▸ Written request
Reproduce the entries word for word, and omit any picture you find in them.

▸ Records for processing
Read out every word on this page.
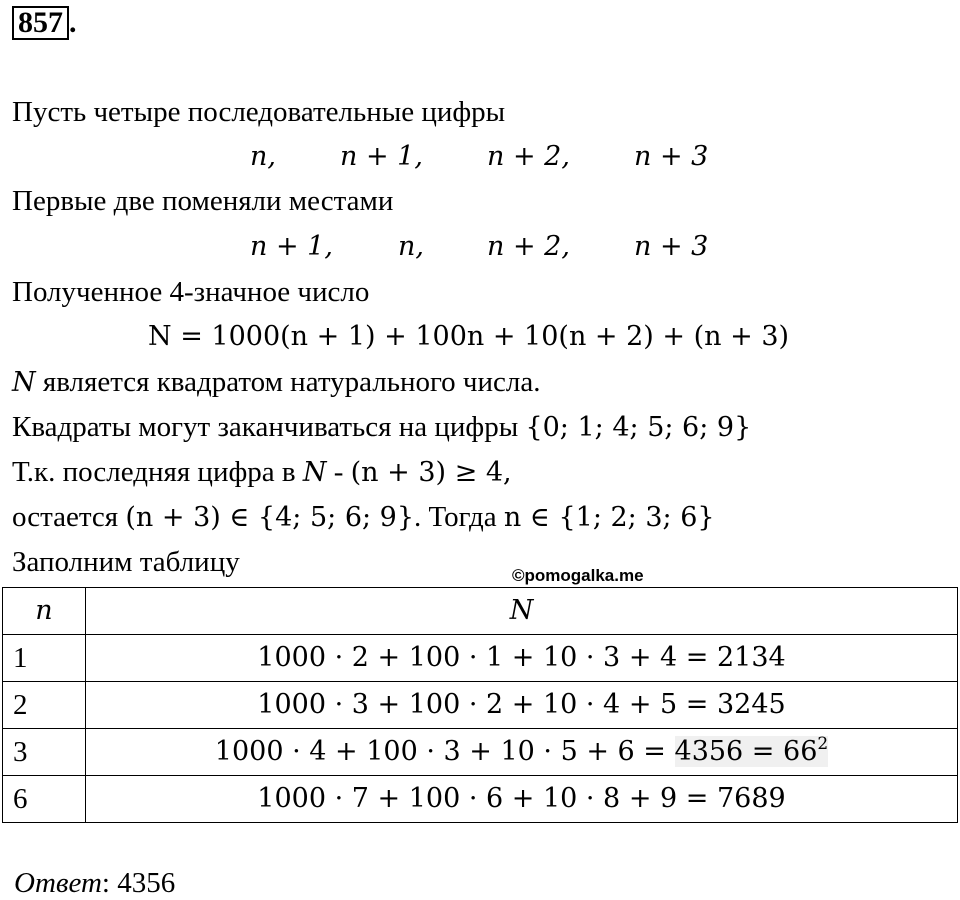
857 .
Пусть четыре последовательные цифры
n, n + 1, n + 2, n + 3
Первые две поменяли местами
n + 1, n, n + 2, n + 3
Полученное 4-значное число
N = 1000(n + 1) + 100n + 10(n + 2) + (n + 3)
N является квадратом натурального числа.
Квадраты могут заканчиваться на цифры {0; 1; 4; 5; 6; 9}
Т.к. последняя цифра в N - (n + 3) ≥ 4,
остается (n + 3) ∈ {4; 5; 6; 9}. Тогда n ∈ {1; 2; 3; 6}
Заполним таблицу	©pomogalka.me
n	N
1	1000 · 2 + 100 · 1 + 10 · 3 + 4 = 2134
2	1000 · 3 + 100 · 2 + 10 · 4 + 5 = 3245
3	$1000 \cdot 4 + 100 \cdot 3 + 10 \cdot 5 + 6 = 4356 = 66^2$
6	1000 · 7 + 100 · 6 + 10 · 8 + 9 = 7689
Ответ: 4356
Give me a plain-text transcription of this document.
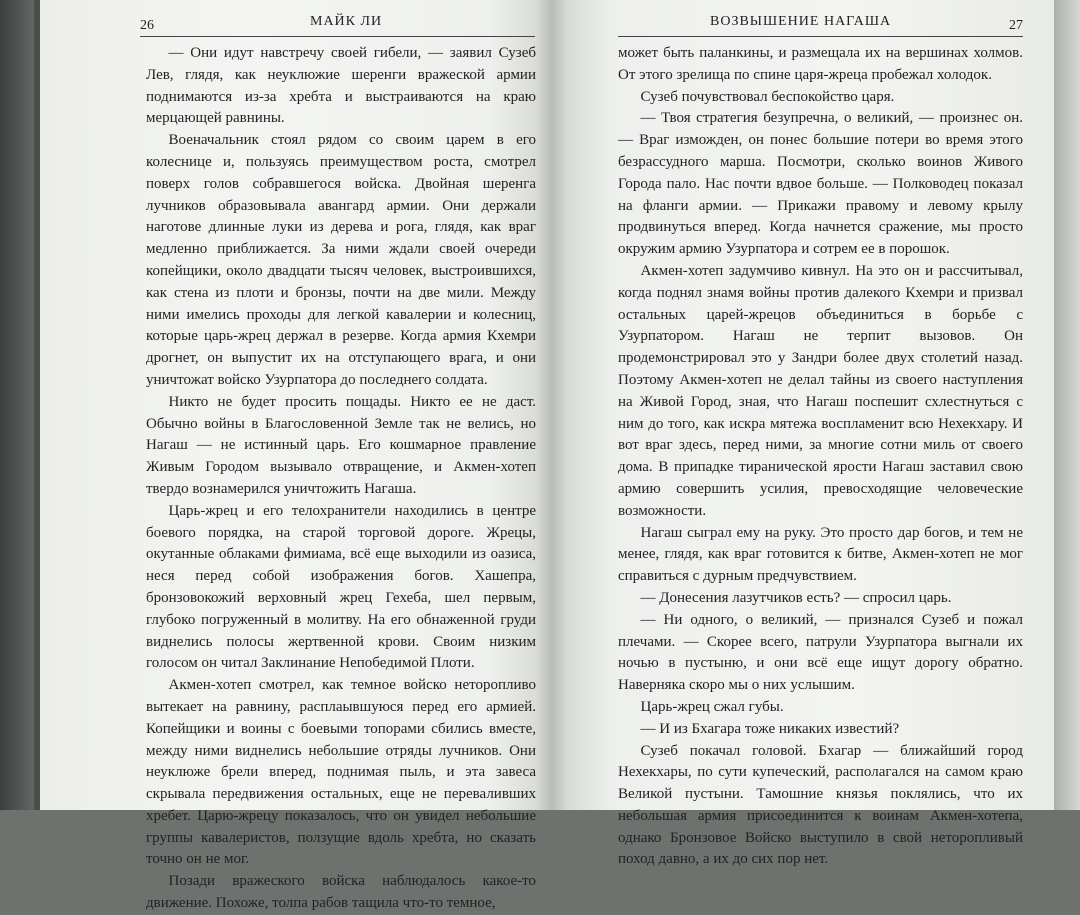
26	МАЙК ЛИ

— Они идут навстречу своей гибели, — заявил Сузеб Лев, глядя, как неуклюжие шеренги вражеской армии поднимаются из-за хребта и выстраиваются на краю мерцающей равнины.

Военачальник стоял рядом со своим царем в его колеснице и, пользуясь преимуществом роста, смотрел поверх голов собравшегося войска. Двойная шеренга лучников образовывала авангард армии. Они держали наготове длинные луки из дерева и рога, глядя, как враг медленно приближается. За ними ждали своей очереди копейщики, около двадцати тысяч человек, выстроившихся, как стена из плоти и бронзы, почти на две мили. Между ними имелись проходы для легкой кавалерии и колесниц, которые царь-жрец держал в резерве. Когда армия Кхемри дрогнет, он выпустит их на отступающего врага, и они уничтожат войско Узурпатора до последнего солдата.

Никто не будет просить пощады. Никто ее не даст. Обычно войны в Благословенной Земле так не велись, но Нагаш — не истинный царь. Его кошмарное правление Живым Городом вызывало отвращение, и Акмен-хотеп твердо вознамерился уничтожить Нагаша.

Царь-жрец и его телохранители находились в центре боевого порядка, на старой торговой дороге. Жрецы, окутанные облаками фимиама, всё еще выходили из оазиса, неся перед собой изображения богов. Хашепра, бронзовокожий верховный жрец Гехеба, шел первым, глубоко погруженный в молитву. На его обнаженной груди виднелись полосы жертвенной крови. Своим низким голосом он читал Заклинание Непобедимой Плоти.

Акмен-хотеп смотрел, как темное войско неторопливо вытекает на равнину, расплаывшуюся перед его армией. Копейщики и воины с боевыми топорами сбились вместе, между ними виднелись небольшие отряды лучников. Они неуклюже брели вперед, поднимая пыль, и эта завеса скрывала передвижения остальных, еще не переваливших хребет. Царю-жрецу показалось, что он увидел небольшие группы кавалеристов, ползущие вдоль хребта, но сказать точно он не мог.

Позади вражеского войска наблюдалось какое-то движение. Похоже, толпа рабов тащила что-то темное,

ВОЗВЫШЕНИЕ НАГАША	27

может быть паланкины, и размещала их на вершинах холмов. От этого зрелища по спине царя-жреца пробежал холодок.

Сузеб почувствовал беспокойство царя.

— Твоя стратегия безупречна, о великий, — произнес он. — Враг изможден, он понес большие потери во время этого безрассудного марша. Посмотри, сколько воинов Живого Города пало. Нас почти вдвое больше. — Полководец показал на фланги армии. — Прикажи правому и левому крылу продвинуться вперед. Когда начнется сражение, мы просто окружим армию Узурпатора и сотрем ее в порошок.

Акмен-хотеп задумчиво кивнул. На это он и рассчитывал, когда поднял знамя войны против далекого Кхемри и призвал остальных царей-жрецов объединиться в борьбе с Узурпатором. Нагаш не терпит вызовов. Он продемонстрировал это у Зандри более двух столетий назад. Поэтому Акмен-хотеп не делал тайны из своего наступления на Живой Город, зная, что Нагаш поспешит схлестнуться с ним до того, как искра мятежа воспламенит всю Нехекхару. И вот враг здесь, перед ними, за многие сотни миль от своего дома. В припадке тиранической ярости Нагаш заставил свою армию совершить усилия, превосходящие человеческие возможности.

Нагаш сыграл ему на руку. Это просто дар богов, и тем не менее, глядя, как враг готовится к битве, Акмен-хотеп не мог справиться с дурным предчувствием.

— Донесения лазутчиков есть? — спросил царь.

— Ни одного, о великий, — признался Сузеб и пожал плечами. — Скорее всего, патрули Узурпатора выгнали их ночью в пустыню, и они всё еще ищут дорогу обратно. Наверняка скоро мы о них услышим.

Царь-жрец сжал губы.

— И из Бхагара тоже никаких известий?

Сузеб покачал головой. Бхагар — ближайший город Нехекхары, по сути купеческий, располагался на самом краю Великой пустыни. Тамошние князья поклялись, что их небольшая армия присоединится к воинам Акмен-хотепа, однако Бронзовое Войско выступило в свой неторопливый поход давно, а их до сих пор нет.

▸ Finished exercise
Read out every word on this page.
857 .
Пусть четыре последовательные цифры
n, n + 1, n + 2, n + 3
Первые две поменяли местами
n + 1, n, n + 2, n + 3
Полученное 4-значное число
N = 1000(n + 1) + 100n + 10(n + 2) + (n + 3)
N является квадратом натурального числа.
Квадраты могут заканчиваться на цифры {0; 1; 4; 5; 6; 9}
Т.к. последняя цифра в N - (n + 3) ≥ 4,
остается (n + 3) ∈ {4; 5; 6; 9}. Тогда n ∈ {1; 2; 3; 6}
Заполним таблицу	©pomogalka.me
n	N
1	1000 · 2 + 100 · 1 + 10 · 3 + 4 = 2134
2	1000 · 3 + 100 · 2 + 10 · 4 + 5 = 3245
3	$1000 \cdot 4 + 100 \cdot 3 + 10 \cdot 5 + 6 = 4356 = 66^2$
6	1000 · 7 + 100 · 6 + 10 · 8 + 9 = 7689
Ответ: 4356
Give me a plain-text transcription of this document.
26	МАЙК ЛИ

— Они идут навстречу своей гибели, — заявил Сузеб Лев, глядя, как неуклюжие шеренги вражеской армии поднимаются из-за хребта и выстраиваются на краю мерцающей равнины.

Военачальник стоял рядом со своим царем в его колеснице и, пользуясь преимуществом роста, смотрел поверх голов собравшегося войска. Двойная шеренга лучников образовывала авангард армии. Они держали наготове длинные луки из дерева и рога, глядя, как враг медленно приближается. За ними ждали своей очереди копейщики, около двадцати тысяч человек, выстроившихся, как стена из плоти и бронзы, почти на две мили. Между ними имелись проходы для легкой кавалерии и колесниц, которые царь-жрец держал в резерве. Когда армия Кхемри дрогнет, он выпустит их на отступающего врага, и они уничтожат войско Узурпатора до последнего солдата.

Никто не будет просить пощады. Никто ее не даст. Обычно войны в Благословенной Земле так не велись, но Нагаш — не истинный царь. Его кошмарное правление Живым Городом вызывало отвращение, и Акмен-хотеп твердо вознамерился уничтожить Нагаша.

Царь-жрец и его телохранители находились в центре боевого порядка, на старой торговой дороге. Жрецы, окутанные облаками фимиама, всё еще выходили из оазиса, неся перед собой изображения богов. Хашепра, бронзовокожий верховный жрец Гехеба, шел первым, глубоко погруженный в молитву. На его обнаженной груди виднелись полосы жертвенной крови. Своим низким голосом он читал Заклинание Непобедимой Плоти.

Акмен-хотеп смотрел, как темное войско неторопливо вытекает на равнину, расплаывшуюся перед его армией. Копейщики и воины с боевыми топорами сбились вместе, между ними виднелись небольшие отряды лучников. Они неуклюже брели вперед, поднимая пыль, и эта завеса скрывала передвижения остальных, еще не переваливших хребет. Царю-жрецу показалось, что он увидел небольшие группы кавалеристов, ползущие вдоль хребта, но сказать точно он не мог.

Позади вражеского войска наблюдалось какое-то движение. Похоже, толпа рабов тащила что-то темное,

ВОЗВЫШЕНИЕ НАГАША	27

может быть паланкины, и размещала их на вершинах холмов. От этого зрелища по спине царя-жреца пробежал холодок.

Сузеб почувствовал беспокойство царя.

— Твоя стратегия безупречна, о великий, — произнес он. — Враг изможден, он понес большие потери во время этого безрассудного марша. Посмотри, сколько воинов Живого Города пало. Нас почти вдвое больше. — Полководец показал на фланги армии. — Прикажи правому и левому крылу продвинуться вперед. Когда начнется сражение, мы просто окружим армию Узурпатора и сотрем ее в порошок.

Акмен-хотеп задумчиво кивнул. На это он и рассчитывал, когда поднял знамя войны против далекого Кхемри и призвал остальных царей-жрецов объединиться в борьбе с Узурпатором. Нагаш не терпит вызовов. Он продемонстрировал это у Зандри более двух столетий назад. Поэтому Акмен-хотеп не делал тайны из своего наступления на Живой Город, зная, что Нагаш поспешит схлестнуться с ним до того, как искра мятежа воспламенит всю Нехекхару. И вот враг здесь, перед ними, за многие сотни миль от своего дома. В припадке тиранической ярости Нагаш заставил свою армию совершить усилия, превосходящие человеческие возможности.

Нагаш сыграл ему на руку. Это просто дар богов, и тем не менее, глядя, как враг готовится к битве, Акмен-хотеп не мог справиться с дурным предчувствием.

— Донесения лазутчиков есть? — спросил царь.

— Ни одного, о великий, — признался Сузеб и пожал плечами. — Скорее всего, патрули Узурпатора выгнали их ночью в пустыню, и они всё еще ищут дорогу обратно. Наверняка скоро мы о них услышим.

Царь-жрец сжал губы.

— И из Бхагара тоже никаких известий?

Сузеб покачал головой. Бхагар — ближайший город Нехекхары, по сути купеческий, располагался на самом краю Великой пустыни. Тамошние князья поклялись, что их небольшая армия присоединится к воинам Акмен-хотепа, однако Бронзовое Войско выступило в свой неторопливый поход давно, а их до сих пор нет.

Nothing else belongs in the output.